• [What to do] Convert each line of the listing into a JSON list of strings, one string per line, leaving out any blank lines.

• [Provided data]
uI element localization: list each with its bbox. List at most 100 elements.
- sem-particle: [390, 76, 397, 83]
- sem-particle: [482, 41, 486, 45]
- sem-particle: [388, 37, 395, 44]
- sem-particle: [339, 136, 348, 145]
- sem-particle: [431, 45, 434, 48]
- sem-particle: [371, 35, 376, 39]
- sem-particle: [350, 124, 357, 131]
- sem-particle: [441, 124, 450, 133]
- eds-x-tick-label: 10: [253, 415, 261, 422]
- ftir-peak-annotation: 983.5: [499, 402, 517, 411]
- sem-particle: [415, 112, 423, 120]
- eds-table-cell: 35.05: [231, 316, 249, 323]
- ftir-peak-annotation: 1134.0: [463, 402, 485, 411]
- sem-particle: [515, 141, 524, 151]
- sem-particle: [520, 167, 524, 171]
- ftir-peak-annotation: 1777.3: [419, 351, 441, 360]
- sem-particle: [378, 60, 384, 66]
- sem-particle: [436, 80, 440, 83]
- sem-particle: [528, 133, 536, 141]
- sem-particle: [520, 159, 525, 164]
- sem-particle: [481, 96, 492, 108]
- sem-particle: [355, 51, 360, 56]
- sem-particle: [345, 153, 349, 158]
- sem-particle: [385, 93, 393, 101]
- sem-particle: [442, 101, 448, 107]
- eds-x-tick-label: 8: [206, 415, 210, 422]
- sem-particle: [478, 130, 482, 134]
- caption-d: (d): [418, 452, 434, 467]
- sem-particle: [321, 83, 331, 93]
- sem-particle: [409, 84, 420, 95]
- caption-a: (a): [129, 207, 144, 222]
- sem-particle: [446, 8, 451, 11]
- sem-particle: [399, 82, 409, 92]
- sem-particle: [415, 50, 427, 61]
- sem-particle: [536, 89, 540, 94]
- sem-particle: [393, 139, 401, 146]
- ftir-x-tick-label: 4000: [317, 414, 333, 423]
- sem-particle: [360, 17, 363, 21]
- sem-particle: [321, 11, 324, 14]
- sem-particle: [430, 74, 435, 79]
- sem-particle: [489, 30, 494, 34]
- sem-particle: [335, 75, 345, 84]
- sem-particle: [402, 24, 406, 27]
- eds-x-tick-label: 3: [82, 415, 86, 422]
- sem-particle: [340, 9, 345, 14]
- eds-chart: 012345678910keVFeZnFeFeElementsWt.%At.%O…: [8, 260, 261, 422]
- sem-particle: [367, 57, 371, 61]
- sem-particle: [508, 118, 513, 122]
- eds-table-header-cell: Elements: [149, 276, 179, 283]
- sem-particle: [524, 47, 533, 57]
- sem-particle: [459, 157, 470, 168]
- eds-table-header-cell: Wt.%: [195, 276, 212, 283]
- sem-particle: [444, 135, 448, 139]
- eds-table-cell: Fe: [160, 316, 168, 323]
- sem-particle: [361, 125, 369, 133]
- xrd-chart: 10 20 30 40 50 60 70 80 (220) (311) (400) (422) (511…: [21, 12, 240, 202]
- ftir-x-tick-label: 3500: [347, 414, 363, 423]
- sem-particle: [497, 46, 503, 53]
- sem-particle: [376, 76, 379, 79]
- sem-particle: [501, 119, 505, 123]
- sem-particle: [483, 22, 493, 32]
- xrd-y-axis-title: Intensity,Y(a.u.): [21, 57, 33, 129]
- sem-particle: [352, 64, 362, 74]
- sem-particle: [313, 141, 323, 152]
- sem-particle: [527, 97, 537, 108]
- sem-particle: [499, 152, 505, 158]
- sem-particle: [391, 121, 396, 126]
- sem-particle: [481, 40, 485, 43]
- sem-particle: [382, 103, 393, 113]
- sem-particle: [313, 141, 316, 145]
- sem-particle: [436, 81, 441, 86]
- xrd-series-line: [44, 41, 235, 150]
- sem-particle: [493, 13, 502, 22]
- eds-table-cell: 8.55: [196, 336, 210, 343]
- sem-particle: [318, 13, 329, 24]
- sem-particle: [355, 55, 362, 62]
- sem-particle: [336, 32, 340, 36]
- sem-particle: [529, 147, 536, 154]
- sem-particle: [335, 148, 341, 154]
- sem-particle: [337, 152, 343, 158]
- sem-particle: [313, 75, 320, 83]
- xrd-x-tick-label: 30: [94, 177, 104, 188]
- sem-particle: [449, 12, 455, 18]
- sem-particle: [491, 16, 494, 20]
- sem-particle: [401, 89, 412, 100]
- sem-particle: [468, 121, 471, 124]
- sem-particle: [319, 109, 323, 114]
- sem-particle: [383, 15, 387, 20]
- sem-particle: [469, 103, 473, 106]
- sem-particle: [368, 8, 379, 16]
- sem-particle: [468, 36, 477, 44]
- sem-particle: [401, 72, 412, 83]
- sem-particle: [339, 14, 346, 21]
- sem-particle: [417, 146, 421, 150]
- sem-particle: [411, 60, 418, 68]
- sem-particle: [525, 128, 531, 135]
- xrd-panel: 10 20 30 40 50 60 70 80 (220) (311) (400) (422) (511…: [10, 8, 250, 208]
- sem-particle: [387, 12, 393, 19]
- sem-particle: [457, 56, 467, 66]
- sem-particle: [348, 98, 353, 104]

• [Final result]
[
  "uI element localization: list each with its bbox. List at most 100 elements.",
  "- sem-particle: [390, 76, 397, 83]",
  "- sem-particle: [482, 41, 486, 45]",
  "- sem-particle: [388, 37, 395, 44]",
  "- sem-particle: [339, 136, 348, 145]",
  "- sem-particle: [431, 45, 434, 48]",
  "- sem-particle: [371, 35, 376, 39]",
  "- sem-particle: [350, 124, 357, 131]",
  "- sem-particle: [441, 124, 450, 133]",
  "- eds-x-tick-label: 10: [253, 415, 261, 422]",
  "- ftir-peak-annotation: 983.5: [499, 402, 517, 411]",
  "- sem-particle: [415, 112, 423, 120]",
  "- eds-table-cell: 35.05: [231, 316, 249, 323]",
  "- ftir-peak-annotation: 1134.0: [463, 402, 485, 411]",
  "- sem-particle: [515, 141, 524, 151]",
  "- sem-particle: [520, 167, 524, 171]",
  "- ftir-peak-annotation: 1777.3: [419, 351, 441, 360]",
  "- sem-particle: [378, 60, 384, 66]",
  "- sem-particle: [436, 80, 440, 83]",
  "- sem-particle: [528, 133, 536, 141]",
  "- sem-particle: [520, 159, 525, 164]",
  "- sem-particle: [481, 96, 492, 108]",
  "- sem-particle: [355, 51, 360, 56]",
  "- sem-particle: [345, 153, 349, 158]",
  "- sem-particle: [385, 93, 393, 101]",
  "- sem-particle: [442, 101, 448, 107]",
  "- eds-x-tick-label: 8: [206, 415, 210, 422]",
  "- sem-particle: [478, 130, 482, 134]",
  "- caption-d: (d): [418, 452, 434, 467]",
  "- sem-particle: [321, 83, 331, 93]",
  "- sem-particle: [409, 84, 420, 95]",
  "- caption-a: (a): [129, 207, 144, 222]",
  "- sem-particle: [446, 8, 451, 11]",
  "- sem-particle: [399, 82, 409, 92]",
  "- sem-particle: [415, 50, 427, 61]",
  "- sem-particle: [536, 89, 540, 94]",
  "- sem-particle: [393, 139, 401, 146]",
  "- ftir-x-tick-label: 4000: [317, 414, 333, 423]",
  "- sem-particle: [360, 17, 363, 21]",
  "- sem-particle: [321, 11, 324, 14]",
  "- sem-particle: [430, 74, 435, 79]",
  "- sem-particle: [489, 30, 494, 34]",
  "- sem-particle: [335, 75, 345, 84]",
  "- sem-particle: [402, 24, 406, 27]",
  "- eds-x-tick-label: 3: [82, 415, 86, 422]",
  "- sem-particle: [340, 9, 345, 14]",
  "- eds-chart: 012345678910keVFeZnFeFeElementsWt.%At.%O…: [8, 260, 261, 422]",
  "- sem-particle: [367, 57, 371, 61]",
  "- sem-particle: [508, 118, 513, 122]",
  "- eds-table-header-cell: Elements: [149, 276, 179, 283]",
  "- sem-particle: [524, 47, 533, 57]",
  "- sem-particle: [459, 157, 470, 168]",
  "- eds-table-header-cell: Wt.%: [195, 276, 212, 283]",
  "- sem-particle: [444, 135, 448, 139]",
  "- eds-table-cell: Fe: [160, 316, 168, 323]",
  "- sem-particle: [361, 125, 369, 133]",
  "- xrd-chart: 10 20 30 40 50 60 70 80 (220) (311) (400) (422) (511…: [21, 12, 240, 202]",
  "- ftir-x-tick-label: 3500: [347, 414, 363, 423]",
  "- sem-particle: [497, 46, 503, 53]",
  "- sem-particle: [376, 76, 379, 79]",
  "- sem-particle: [501, 119, 505, 123]",
  "- sem-particle: [483, 22, 493, 32]",
  "- xrd-y-axis-title: Intensity,Y(a.u.): [21, 57, 33, 129]",
  "- sem-particle: [352, 64, 362, 74]",
  "- sem-particle: [313, 141, 323, 152]",
  "- sem-particle: [527, 97, 537, 108]",
  "- sem-particle: [499, 152, 505, 158]",
  "- sem-particle: [391, 121, 396, 126]",
  "- sem-particle: [481, 40, 485, 43]",
  "- sem-particle: [382, 103, 393, 113]",
  "- sem-particle: [313, 141, 316, 145]",
  "- sem-particle: [436, 81, 441, 86]",
  "- xrd-series-line: [44, 41, 235, 150]",
  "- sem-particle: [493, 13, 502, 22]",
  "- eds-table-cell: 8.55: [196, 336, 210, 343]",
  "- sem-particle: [318, 13, 329, 24]",
  "- sem-particle: [355, 55, 362, 62]",
  "- sem-particle: [336, 32, 340, 36]",
  "- sem-particle: [529, 147, 536, 154]",
  "- sem-particle: [335, 148, 341, 154]",
  "- sem-particle: [337, 152, 343, 158]",
  "- sem-particle: [313, 75, 320, 83]",
  "- xrd-x-tick-label: 30: [94, 177, 104, 188]",
  "- sem-particle: [449, 12, 455, 18]",
  "- sem-particle: [491, 16, 494, 20]",
  "- sem-particle: [401, 89, 412, 100]",
  "- sem-particle: [468, 121, 471, 124]",
  "- sem-particle: [319, 109, 323, 114]",
  "- sem-particle: [383, 15, 387, 20]",
  "- sem-particle: [469, 103, 473, 106]",
  "- sem-particle: [368, 8, 379, 16]",
  "- sem-particle: [468, 36, 477, 44]",
  "- sem-particle: [401, 72, 412, 83]",
  "- sem-particle: [339, 14, 346, 21]",
  "- sem-particle: [417, 146, 421, 150]",
  "- sem-particle: [411, 60, 418, 68]",
  "- sem-particle: [525, 128, 531, 135]",
  "- xrd-panel: 10 20 30 40 50 60 70 80 (220) (311) (400) (422) (511…: [10, 8, 250, 208]",
  "- sem-particle: [387, 12, 393, 19]",
  "- sem-particle: [457, 56, 467, 66]",
  "- sem-particle: [348, 98, 353, 104]"
]